Return the complete listing that follows, with each line reproduced exactly.

[Extracted records]
□ □ □ □ □

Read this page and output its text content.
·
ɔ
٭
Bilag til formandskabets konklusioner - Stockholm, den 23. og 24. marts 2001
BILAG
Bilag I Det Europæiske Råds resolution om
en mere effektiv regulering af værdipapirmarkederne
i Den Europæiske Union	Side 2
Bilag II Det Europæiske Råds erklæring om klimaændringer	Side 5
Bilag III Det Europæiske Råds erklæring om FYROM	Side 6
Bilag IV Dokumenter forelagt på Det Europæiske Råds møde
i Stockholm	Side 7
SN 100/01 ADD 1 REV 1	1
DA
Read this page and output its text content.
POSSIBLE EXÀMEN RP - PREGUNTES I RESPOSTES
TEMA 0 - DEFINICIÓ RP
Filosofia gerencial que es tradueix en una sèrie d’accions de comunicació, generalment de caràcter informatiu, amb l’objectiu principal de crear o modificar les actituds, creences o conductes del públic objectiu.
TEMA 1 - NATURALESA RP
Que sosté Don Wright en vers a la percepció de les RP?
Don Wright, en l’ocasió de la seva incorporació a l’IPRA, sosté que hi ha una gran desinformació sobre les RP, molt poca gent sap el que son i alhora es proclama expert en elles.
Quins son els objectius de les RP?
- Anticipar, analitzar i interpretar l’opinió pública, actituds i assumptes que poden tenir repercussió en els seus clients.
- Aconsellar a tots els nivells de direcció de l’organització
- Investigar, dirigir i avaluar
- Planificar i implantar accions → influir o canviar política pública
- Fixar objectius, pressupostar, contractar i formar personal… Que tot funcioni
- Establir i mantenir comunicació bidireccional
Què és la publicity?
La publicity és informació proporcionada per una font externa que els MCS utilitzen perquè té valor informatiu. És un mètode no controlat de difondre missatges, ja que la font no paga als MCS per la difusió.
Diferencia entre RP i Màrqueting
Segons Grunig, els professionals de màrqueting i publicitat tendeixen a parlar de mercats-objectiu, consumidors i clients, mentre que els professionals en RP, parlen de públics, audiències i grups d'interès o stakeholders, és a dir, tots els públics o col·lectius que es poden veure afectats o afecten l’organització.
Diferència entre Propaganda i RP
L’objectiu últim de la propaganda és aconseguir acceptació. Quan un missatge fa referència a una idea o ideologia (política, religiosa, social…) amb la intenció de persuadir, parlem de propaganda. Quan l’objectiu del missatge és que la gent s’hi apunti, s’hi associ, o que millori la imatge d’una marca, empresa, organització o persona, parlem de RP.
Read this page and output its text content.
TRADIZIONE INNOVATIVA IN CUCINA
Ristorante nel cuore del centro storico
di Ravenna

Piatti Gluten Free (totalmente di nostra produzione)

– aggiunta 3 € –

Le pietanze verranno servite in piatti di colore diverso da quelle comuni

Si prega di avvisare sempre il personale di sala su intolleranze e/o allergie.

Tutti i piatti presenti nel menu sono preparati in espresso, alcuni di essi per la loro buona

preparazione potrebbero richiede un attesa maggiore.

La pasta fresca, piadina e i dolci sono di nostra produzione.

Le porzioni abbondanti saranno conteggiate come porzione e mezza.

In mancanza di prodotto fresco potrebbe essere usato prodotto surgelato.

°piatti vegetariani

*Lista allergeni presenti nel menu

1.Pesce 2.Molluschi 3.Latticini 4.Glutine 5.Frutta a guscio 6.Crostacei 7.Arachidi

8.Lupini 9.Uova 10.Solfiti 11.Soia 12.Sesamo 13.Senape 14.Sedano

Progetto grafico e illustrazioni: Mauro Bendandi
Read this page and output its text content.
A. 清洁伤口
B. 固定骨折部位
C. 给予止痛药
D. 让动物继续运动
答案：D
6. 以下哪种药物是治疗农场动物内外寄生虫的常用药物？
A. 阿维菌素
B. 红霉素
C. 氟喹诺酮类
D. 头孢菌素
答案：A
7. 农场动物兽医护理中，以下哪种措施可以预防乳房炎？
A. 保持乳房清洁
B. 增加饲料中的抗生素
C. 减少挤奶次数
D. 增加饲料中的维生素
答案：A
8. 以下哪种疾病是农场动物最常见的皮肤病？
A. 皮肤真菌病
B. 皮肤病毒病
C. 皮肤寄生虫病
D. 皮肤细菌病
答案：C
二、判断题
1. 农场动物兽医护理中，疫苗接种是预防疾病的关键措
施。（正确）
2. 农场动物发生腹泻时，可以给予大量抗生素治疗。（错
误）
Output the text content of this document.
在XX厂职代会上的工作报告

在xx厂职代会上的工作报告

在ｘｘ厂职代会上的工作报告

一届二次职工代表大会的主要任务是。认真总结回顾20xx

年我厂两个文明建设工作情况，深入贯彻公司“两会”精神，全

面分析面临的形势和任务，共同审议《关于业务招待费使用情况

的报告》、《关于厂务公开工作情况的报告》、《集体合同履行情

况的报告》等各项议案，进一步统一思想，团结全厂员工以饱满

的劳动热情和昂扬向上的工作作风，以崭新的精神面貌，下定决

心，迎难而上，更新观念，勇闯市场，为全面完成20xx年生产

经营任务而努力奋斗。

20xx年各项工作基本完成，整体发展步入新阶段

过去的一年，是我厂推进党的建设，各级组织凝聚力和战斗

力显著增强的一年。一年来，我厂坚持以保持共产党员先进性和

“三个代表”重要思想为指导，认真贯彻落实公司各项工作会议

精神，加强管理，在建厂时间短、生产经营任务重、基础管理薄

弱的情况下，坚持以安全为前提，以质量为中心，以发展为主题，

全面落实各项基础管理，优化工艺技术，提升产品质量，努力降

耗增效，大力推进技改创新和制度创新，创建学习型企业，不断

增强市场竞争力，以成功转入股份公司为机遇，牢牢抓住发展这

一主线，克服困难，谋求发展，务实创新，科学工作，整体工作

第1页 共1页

□ □ □ □ □

CORRECT RESPONSE:
Read this page and output its text content.
·
ɔ
٭
Bilag til formandskabets konklusioner - Stockholm, den 23. og 24. marts 2001
BILAG
Bilag I Det Europæiske Råds resolution om
en mere effektiv regulering af værdipapirmarkederne
i Den Europæiske Union	Side 2
Bilag II Det Europæiske Råds erklæring om klimaændringer	Side 5
Bilag III Det Europæiske Råds erklæring om FYROM	Side 6
Bilag IV Dokumenter forelagt på Det Europæiske Råds møde
i Stockholm	Side 7
SN 100/01 ADD 1 REV 1	1
DA
Read this page and output its text content.
POSSIBLE EXÀMEN RP - PREGUNTES I RESPOSTES
TEMA 0 - DEFINICIÓ RP
Filosofia gerencial que es tradueix en una sèrie d’accions de comunicació, generalment de caràcter informatiu, amb l’objectiu principal de crear o modificar les actituds, creences o conductes del públic objectiu.
TEMA 1 - NATURALESA RP
Que sosté Don Wright en vers a la percepció de les RP?
Don Wright, en l’ocasió de la seva incorporació a l’IPRA, sosté que hi ha una gran desinformació sobre les RP, molt poca gent sap el que son i alhora es proclama expert en elles.
Quins son els objectius de les RP?
- Anticipar, analitzar i interpretar l’opinió pública, actituds i assumptes que poden tenir repercussió en els seus clients.
- Aconsellar a tots els nivells de direcció de l’organització
- Investigar, dirigir i avaluar
- Planificar i implantar accions → influir o canviar política pública
- Fixar objectius, pressupostar, contractar i formar personal… Que tot funcioni
- Establir i mantenir comunicació bidireccional
Què és la publicity?
La publicity és informació proporcionada per una font externa que els MCS utilitzen perquè té valor informatiu. És un mètode no controlat de difondre missatges, ja que la font no paga als MCS per la difusió.
Diferencia entre RP i Màrqueting
Segons Grunig, els professionals de màrqueting i publicitat tendeixen a parlar de mercats-objectiu, consumidors i clients, mentre que els professionals en RP, parlen de públics, audiències i grups d'interès o stakeholders, és a dir, tots els públics o col·lectius que es poden veure afectats o afecten l’organització.
Diferència entre Propaganda i RP
L’objectiu últim de la propaganda és aconseguir acceptació. Quan un missatge fa referència a una idea o ideologia (política, religiosa, social…) amb la intenció de persuadir, parlem de propaganda. Quan l’objectiu del missatge és que la gent s’hi apunti, s’hi associ, o que millori la imatge d’una marca, empresa, organització o persona, parlem de RP.
Read this page and output its text content.
TRADIZIONE INNOVATIVA IN CUCINA
Ristorante nel cuore del centro storico
di Ravenna

Piatti Gluten Free (totalmente di nostra produzione)

– aggiunta 3 € –

Le pietanze verranno servite in piatti di colore diverso da quelle comuni

Si prega di avvisare sempre il personale di sala su intolleranze e/o allergie.

Tutti i piatti presenti nel menu sono preparati in espresso, alcuni di essi per la loro buona

preparazione potrebbero richiede un attesa maggiore.

La pasta fresca, piadina e i dolci sono di nostra produzione.

Le porzioni abbondanti saranno conteggiate come porzione e mezza.

In mancanza di prodotto fresco potrebbe essere usato prodotto surgelato.

°piatti vegetariani

*Lista allergeni presenti nel menu

1.Pesce 2.Molluschi 3.Latticini 4.Glutine 5.Frutta a guscio 6.Crostacei 7.Arachidi

8.Lupini 9.Uova 10.Solfiti 11.Soia 12.Sesamo 13.Senape 14.Sedano

Progetto grafico e illustrazioni: Mauro Bendandi
Read this page and output its text content.
A. 清洁伤口
B. 固定骨折部位
C. 给予止痛药
D. 让动物继续运动
答案：D
6. 以下哪种药物是治疗农场动物内外寄生虫的常用药物？
A. 阿维菌素
B. 红霉素
C. 氟喹诺酮类
D. 头孢菌素
答案：A
7. 农场动物兽医护理中，以下哪种措施可以预防乳房炎？
A. 保持乳房清洁
B. 增加饲料中的抗生素
C. 减少挤奶次数
D. 增加饲料中的维生素
答案：A
8. 以下哪种疾病是农场动物最常见的皮肤病？
A. 皮肤真菌病
B. 皮肤病毒病
C. 皮肤寄生虫病
D. 皮肤细菌病
答案：C
二、判断题
1. 农场动物兽医护理中，疫苗接种是预防疾病的关键措
施。（正确）
2. 农场动物发生腹泻时，可以给予大量抗生素治疗。（错
误）
Output the text content of this document.
在XX厂职代会上的工作报告

在xx厂职代会上的工作报告

在ｘｘ厂职代会上的工作报告

一届二次职工代表大会的主要任务是。认真总结回顾20xx

年我厂两个文明建设工作情况，深入贯彻公司“两会”精神，全

面分析面临的形势和任务，共同审议《关于业务招待费使用情况

的报告》、《关于厂务公开工作情况的报告》、《集体合同履行情

况的报告》等各项议案，进一步统一思想，团结全厂员工以饱满

的劳动热情和昂扬向上的工作作风，以崭新的精神面貌，下定决

心，迎难而上，更新观念，勇闯市场，为全面完成20xx年生产

经营任务而努力奋斗。

20xx年各项工作基本完成，整体发展步入新阶段

过去的一年，是我厂推进党的建设，各级组织凝聚力和战斗

力显著增强的一年。一年来，我厂坚持以保持共产党员先进性和

“三个代表”重要思想为指导，认真贯彻落实公司各项工作会议

精神，加强管理，在建厂时间短、生产经营任务重、基础管理薄

弱的情况下，坚持以安全为前提，以质量为中心，以发展为主题，

全面落实各项基础管理，优化工艺技术，提升产品质量，努力降

耗增效，大力推进技改创新和制度创新，创建学习型企业，不断

增强市场竞争力，以成功转入股份公司为机遇，牢牢抓住发展这

一主线，克服困难，谋求发展，务实创新，科学工作，整体工作

第1页 共1页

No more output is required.